**EXERCISE AIM:**
Copy all the entries below exactly, but not the pictures.

[Dataset entries]
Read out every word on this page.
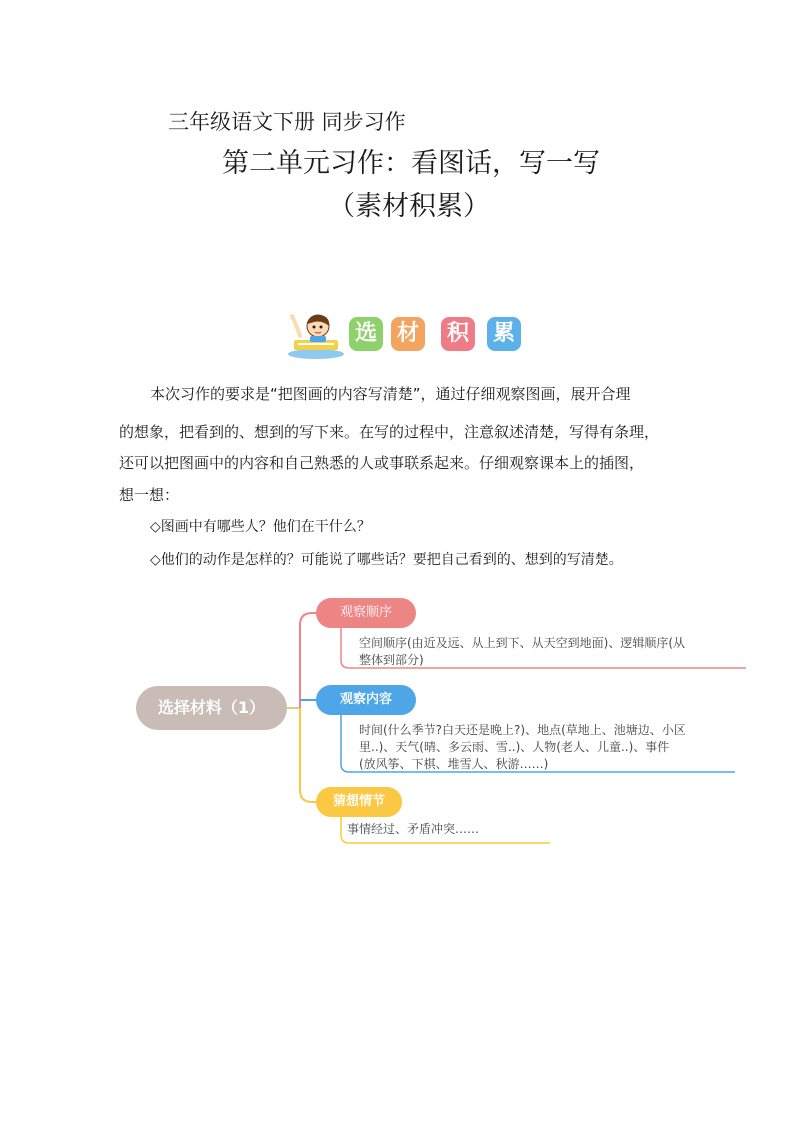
三年级语文下册 同步习作
第二单元习作：看图话，写一写
（素材积累）
选 材 积 累
本次习作的要求是“把图画的内容写清楚”，通过仔细观察图画，展开合理
的想象，把看到的、想到的写下来。在写的过程中，注意叙述清楚，写得有条理，
还可以把图画中的内容和自己熟悉的人或事联系起来。仔细观察课本上的插图，
想一想：
◇图画中有哪些人？他们在干什么？
◇他们的动作是怎样的？可能说了哪些话？要把自己看到的、想到的写清楚。
选择材料（1）
观察顺序
空间顺序(由近及远、从上到下、从天空到地面)、逻辑顺序(从
整体到部分)
观察内容
时间(什么季节?白天还是晚上?)、地点(草地上、池塘边、小区
里..)、天气(晴、多云雨、雪..)、人物(老人、儿童..)、事件
(放风筝、下棋、堆雪人、秋游……)
猜想情节
事情经过、矛盾冲突……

**CORRECT RESULT:**
Read out every word on this page.
三年级语文下册 同步习作
第二单元习作：看图话，写一写
（素材积累）
选 材 积 累
本次习作的要求是“把图画的内容写清楚”，通过仔细观察图画，展开合理
的想象，把看到的、想到的写下来。在写的过程中，注意叙述清楚，写得有条理，
还可以把图画中的内容和自己熟悉的人或事联系起来。仔细观察课本上的插图，
想一想：
◇图画中有哪些人？他们在干什么？
◇他们的动作是怎样的？可能说了哪些话？要把自己看到的、想到的写清楚。
选择材料（1）
观察顺序
空间顺序(由近及远、从上到下、从天空到地面)、逻辑顺序(从
整体到部分)
观察内容
时间(什么季节?白天还是晚上?)、地点(草地上、池塘边、小区
里..)、天气(晴、多云雨、雪..)、人物(老人、儿童..)、事件
(放风筝、下棋、堆雪人、秋游……)
猜想情节
事情经过、矛盾冲突……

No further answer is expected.